▶ **Set task**
Count every line in the data below where "screenshot" occurs, then state that number and nothing more.

▶ **Task input**
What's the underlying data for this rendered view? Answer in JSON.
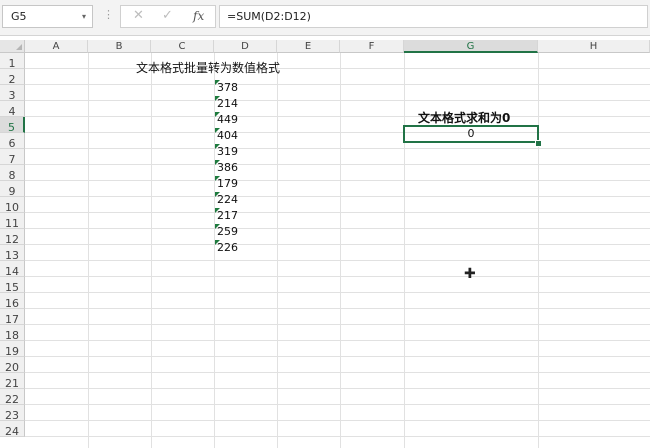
{
  "name_box": "G5",
  "name_box_dropdown": "▾",
  "separator_glyph": "⋮",
  "formula_icons": [
    "✕",
    "✓",
    "fx"
  ],
  "formula": "=SUM(D2:D12)",
  "columns": [
    "A",
    "B",
    "C",
    "D",
    "E",
    "F",
    "G",
    "H"
  ],
  "selected_column": "G",
  "rows": [
    "1",
    "2",
    "3",
    "4",
    "5",
    "6",
    "7",
    "8",
    "9",
    "10",
    "11",
    "12",
    "13",
    "14",
    "15",
    "16",
    "17",
    "18",
    "19",
    "20",
    "21",
    "22",
    "23",
    "24"
  ],
  "selected_row": "5",
  "sheet": {
    "title": "文本格式批量转为数值格式",
    "d_values": [
      "378",
      "214",
      "449",
      "404",
      "319",
      "386",
      "179",
      "224",
      "217",
      "259",
      "226"
    ],
    "g4_label": "文本格式求和为0",
    "g5_value": "0"
  },
  "colors": {
    "accent": "#217346",
    "text_indicator": "#1e7b3e",
    "gridline": "#e1e1e1"
  },
  "cursor_icon": "cross-cursor-icon"
}
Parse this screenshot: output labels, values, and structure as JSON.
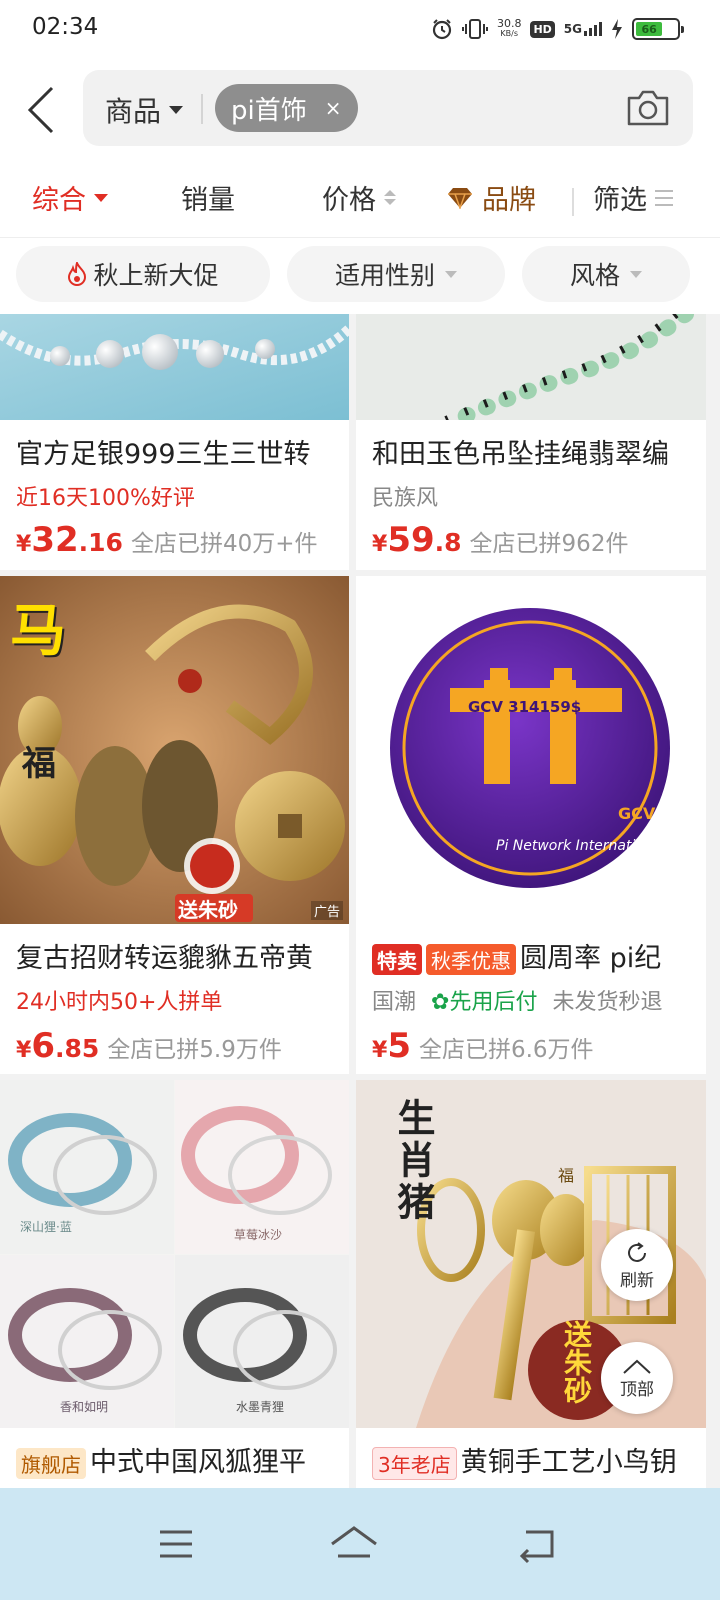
{
  "status_bar": {
    "time": "02:34",
    "net_speed_value": "30.8",
    "net_speed_unit": "KB/s",
    "hd_label": "HD",
    "network_label": "5G",
    "battery_percent": "66"
  },
  "search": {
    "scope_label": "商品",
    "chip_text": "pi首饰",
    "chip_clear": "×"
  },
  "sort_tabs": [
    {
      "label": "综合"
    },
    {
      "label": "销量"
    },
    {
      "label": "价格"
    },
    {
      "label": "品牌"
    },
    {
      "label": "筛选"
    }
  ],
  "quick_filters": [
    {
      "label": "秋上新大促"
    },
    {
      "label": "适用性别"
    },
    {
      "label": "风格"
    }
  ],
  "products": [
    {
      "title": "官方足银999三生三世转",
      "subtitle": "近16天100%好评",
      "price_currency": "¥",
      "price_int": "32",
      "price_dec": ".16",
      "sold": "全店已拼40万+件"
    },
    {
      "title": "和田玉色吊坠挂绳翡翠编",
      "subtitle": "民族风",
      "price_currency": "¥",
      "price_int": "59",
      "price_dec": ".8",
      "sold": "全店已拼962件"
    },
    {
      "title": "复古招财转运貔貅五帝黄",
      "subtitle": "24小时内50+人拼单",
      "price_currency": "¥",
      "price_int": "6",
      "price_dec": ".85",
      "sold": "全店已拼5.9万件",
      "image_text_top": "马",
      "image_text_left": "福",
      "image_text_badge": "送朱砂",
      "ad_label": "广告"
    },
    {
      "tag_hot": "特卖",
      "tag_autumn": "秋季优惠",
      "title": "圆周率 pi纪",
      "subtitle_style": "国潮",
      "subtitle_paylater": "先用后付",
      "subtitle_shipping": "未发货秒退",
      "price_currency": "¥",
      "price_int": "5",
      "price_dec": "",
      "sold": "全店已拼6.6万件",
      "image_text_code": "GCV 314159$",
      "image_text_arc": "Pi Network International",
      "image_text_gcv": "GCV"
    },
    {
      "tag": "旗舰店",
      "title": "中式中国风狐狸平",
      "image_captions": [
        "深山狸·蓝",
        "草莓冰沙",
        "香和如明",
        "水墨青狸"
      ]
    },
    {
      "tag": "3年老店",
      "title": "黄铜手工艺小鸟钥",
      "image_text_side": "生肖猪",
      "image_text_badge": "送朱砂",
      "image_text_tag": "福"
    }
  ],
  "float_buttons": {
    "refresh": "刷新",
    "top": "顶部"
  },
  "colors": {
    "accent_red": "#e02e24",
    "nav_bar": "#cde7f3",
    "feed_bg": "#f2f2f2",
    "paylater_green": "#1aa34a"
  },
  "icons": [
    "alarm-icon",
    "vibrate-icon",
    "signal-icon",
    "battery-icon",
    "back-icon",
    "camera-icon",
    "diamond-icon",
    "fire-icon",
    "menu-icon",
    "home-icon",
    "return-icon",
    "refresh-icon",
    "arrow-up-icon"
  ]
}
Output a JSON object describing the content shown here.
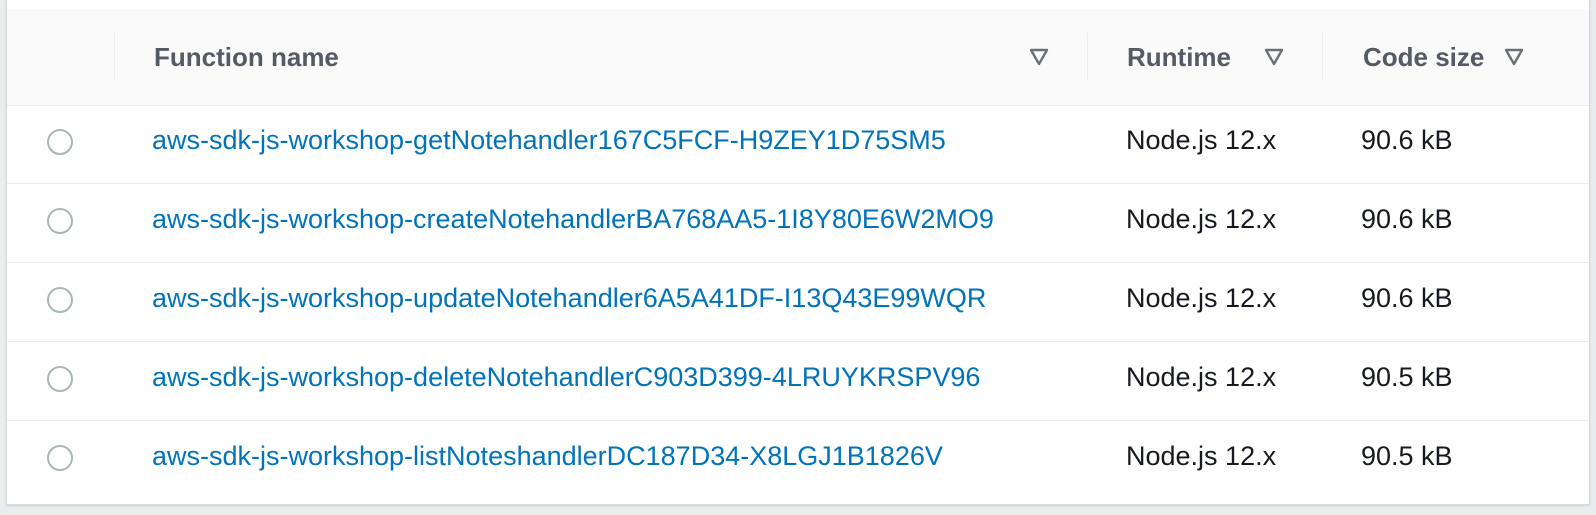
{
  "table": {
    "columns": [
      {
        "label": "Function name",
        "sort_icon": "sort-caret-down-icon"
      },
      {
        "label": "Runtime",
        "sort_icon": "sort-caret-down-icon"
      },
      {
        "label": "Code size",
        "sort_icon": "sort-caret-down-icon"
      }
    ],
    "rows": [
      {
        "name": "aws-sdk-js-workshop-getNotehandler167C5FCF-H9ZEY1D75SM5",
        "runtime": "Node.js 12.x",
        "code_size": "90.6 kB",
        "selected": false
      },
      {
        "name": "aws-sdk-js-workshop-createNotehandlerBA768AA5-1I8Y80E6W2MO9",
        "runtime": "Node.js 12.x",
        "code_size": "90.6 kB",
        "selected": false
      },
      {
        "name": "aws-sdk-js-workshop-updateNotehandler6A5A41DF-I13Q43E99WQR",
        "runtime": "Node.js 12.x",
        "code_size": "90.6 kB",
        "selected": false
      },
      {
        "name": "aws-sdk-js-workshop-deleteNotehandlerC903D399-4LRUYKRSPV96",
        "runtime": "Node.js 12.x",
        "code_size": "90.5 kB",
        "selected": false
      },
      {
        "name": "aws-sdk-js-workshop-listNoteshandlerDC187D34-X8LGJ1B1826V",
        "runtime": "Node.js 12.x",
        "code_size": "90.5 kB",
        "selected": false
      }
    ]
  },
  "colors": {
    "link": "#0073bb",
    "header_text": "#545b64",
    "body_text": "#16191f",
    "header_bg": "#fafafa",
    "border": "#eaeded"
  }
}
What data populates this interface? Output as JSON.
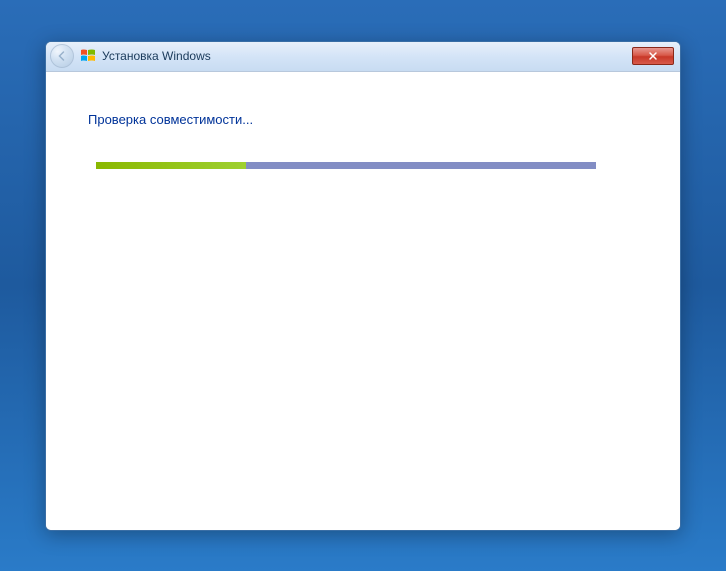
{
  "window": {
    "title": "Установка Windows"
  },
  "content": {
    "status_text": "Проверка совместимости...",
    "progress_percent": 30
  },
  "colors": {
    "progress_fill": "#9ed030",
    "progress_track": "#828dc4",
    "title_text": "#003399"
  }
}
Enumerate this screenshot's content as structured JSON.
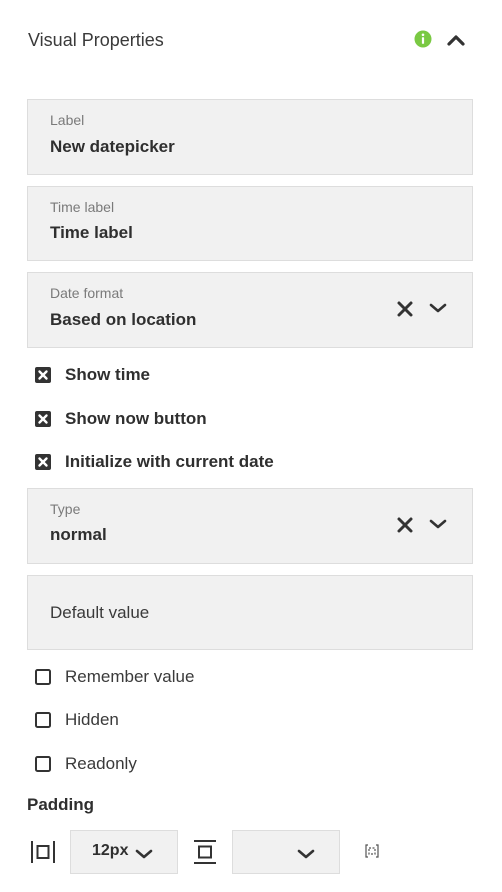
{
  "header": {
    "title": "Visual Properties"
  },
  "fields": {
    "label": {
      "label": "Label",
      "value": "New datepicker"
    },
    "time_label": {
      "label": "Time label",
      "value": "Time label"
    },
    "date_format": {
      "label": "Date format",
      "value": "Based on location"
    },
    "type": {
      "label": "Type",
      "value": "normal"
    },
    "default_value": {
      "placeholder": "Default value"
    }
  },
  "checkboxes": {
    "show_time": {
      "label": "Show time",
      "checked": true
    },
    "show_now_button": {
      "label": "Show now button",
      "checked": true
    },
    "initialize_current_date": {
      "label": "Initialize with current date",
      "checked": true
    },
    "remember_value": {
      "label": "Remember value",
      "checked": false
    },
    "hidden": {
      "label": "Hidden",
      "checked": false
    },
    "readonly": {
      "label": "Readonly",
      "checked": false
    }
  },
  "padding": {
    "title": "Padding",
    "horizontal_value": "12px",
    "vertical_value": ""
  },
  "colors": {
    "info": "#7ac943",
    "field_bg": "#f1f1f1",
    "text": "#2f2f2f"
  },
  "icons": [
    "info-icon",
    "chevron-up-icon",
    "close-icon",
    "chevron-down-icon",
    "checkbox-checked-icon",
    "checkbox-unchecked-icon",
    "padding-horizontal-icon",
    "padding-vertical-icon",
    "link-icon"
  ]
}
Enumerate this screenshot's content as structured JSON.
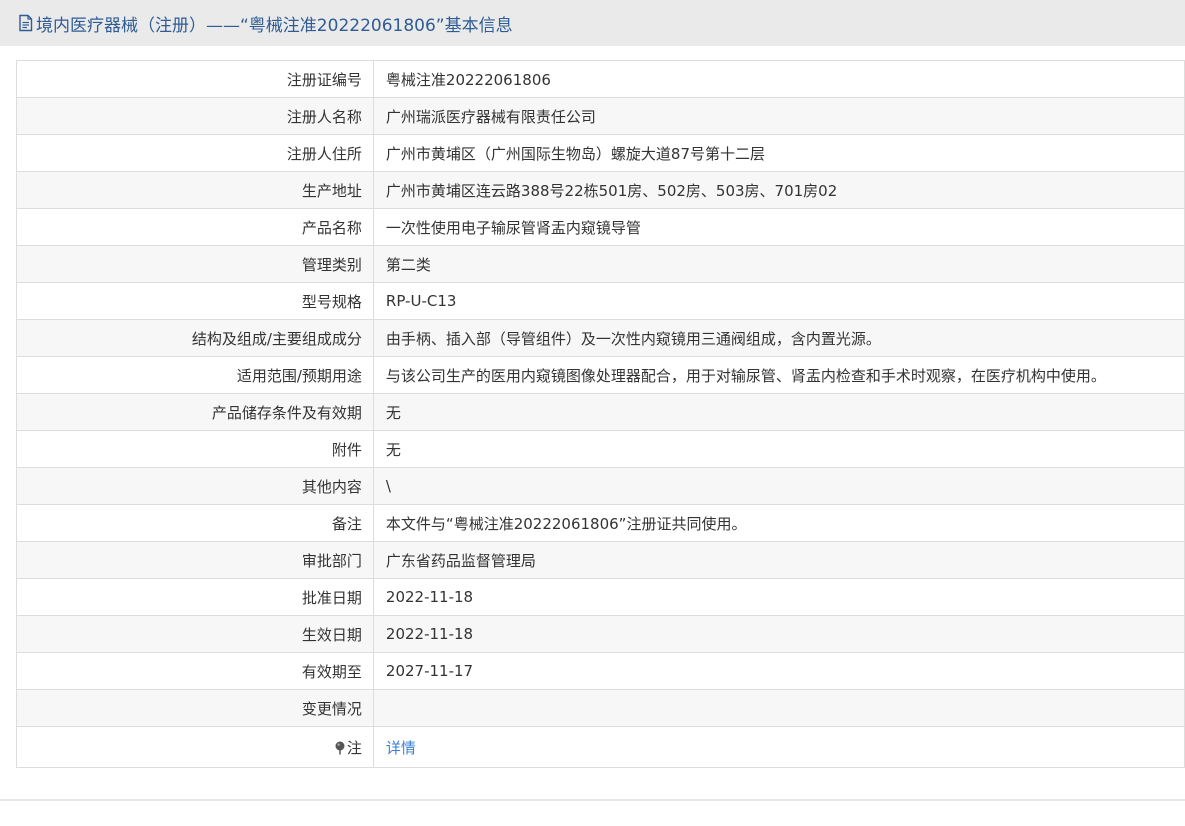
{
  "header": {
    "icon": "document-icon",
    "title": "境内医疗器械（注册）——“粤械注准20222061806”基本信息"
  },
  "fields": [
    {
      "key": "reg_no",
      "label": "注册证编号",
      "value": "粤械注准20222061806"
    },
    {
      "key": "registrant_name",
      "label": "注册人名称",
      "value": "广州瑞派医疗器械有限责任公司"
    },
    {
      "key": "registrant_address",
      "label": "注册人住所",
      "value": "广州市黄埔区（广州国际生物岛）螺旋大道87号第十二层"
    },
    {
      "key": "production_address",
      "label": "生产地址",
      "value": "广州市黄埔区连云路388号22栋501房、502房、503房、701房02"
    },
    {
      "key": "product_name",
      "label": "产品名称",
      "value": "一次性使用电子输尿管肾盂内窥镜导管"
    },
    {
      "key": "management_class",
      "label": "管理类别",
      "value": "第二类"
    },
    {
      "key": "model_spec",
      "label": "型号规格",
      "value": "RP-U-C13"
    },
    {
      "key": "structure",
      "label": "结构及组成/主要组成成分",
      "value": "由手柄、插入部（导管组件）及一次性内窥镜用三通阀组成，含内置光源。"
    },
    {
      "key": "intended_use",
      "label": "适用范围/预期用途",
      "value": "与该公司生产的医用内窥镜图像处理器配合，用于对输尿管、肾盂内检查和手术时观察，在医疗机构中使用。"
    },
    {
      "key": "storage",
      "label": "产品储存条件及有效期",
      "value": "无"
    },
    {
      "key": "attachment",
      "label": "附件",
      "value": "无"
    },
    {
      "key": "other",
      "label": "其他内容",
      "value": "\\"
    },
    {
      "key": "remark",
      "label": "备注",
      "value": "本文件与“粤械注准20222061806”注册证共同使用。"
    },
    {
      "key": "approval_dept",
      "label": "审批部门",
      "value": "广东省药品监督管理局"
    },
    {
      "key": "approval_date",
      "label": "批准日期",
      "value": "2022-11-18"
    },
    {
      "key": "effective_date",
      "label": "生效日期",
      "value": "2022-11-18"
    },
    {
      "key": "expiry_date",
      "label": "有效期至",
      "value": "2027-11-17"
    },
    {
      "key": "changes",
      "label": "变更情况",
      "value": ""
    }
  ],
  "note": {
    "icon": "pin-icon",
    "label": "注",
    "link_text": "详情"
  },
  "colors": {
    "header_bg": "#eaeaea",
    "header_text": "#2f5c94",
    "link": "#3a7fd5",
    "border": "#dddddd",
    "stripe": "#f7f7f7"
  }
}
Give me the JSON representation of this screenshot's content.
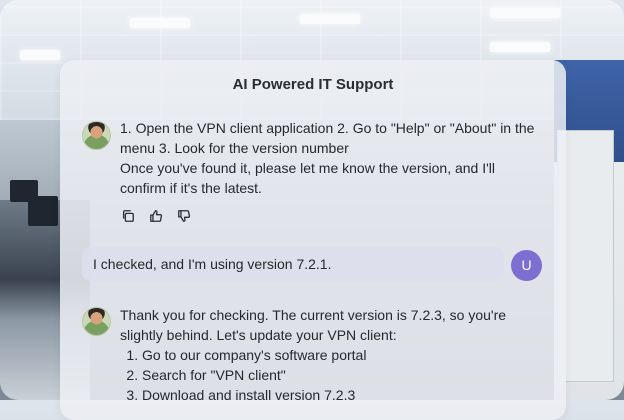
{
  "header": {
    "title": "AI Powered IT Support"
  },
  "messages": {
    "bot1": {
      "line1": "1. Open the VPN client application 2. Go to \"Help\" or \"About\" in the",
      "line2": "menu 3. Look for the version number",
      "line3": "Once you've found it, please let me know the version, and I'll",
      "line4": "confirm if it's the latest."
    },
    "user1": {
      "text": "I checked, and I'm using version 7.2.1.",
      "avatar_initial": "U"
    },
    "bot2": {
      "line1": "Thank you for checking. The current version is 7.2.3, so you're",
      "line2": "slightly behind. Let's update your VPN client:",
      "steps": [
        "Go to our company's software portal",
        "Search for \"VPN client\"",
        "Download and install version 7.2.3"
      ]
    }
  },
  "actions": {
    "icons": [
      "copy-icon",
      "thumbs-up-icon",
      "thumbs-down-icon"
    ]
  },
  "colors": {
    "user_avatar": "#7d6fd1",
    "user_bubble": "#dddeec",
    "panel": "#eceff3"
  }
}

▶ **Worked answer**
4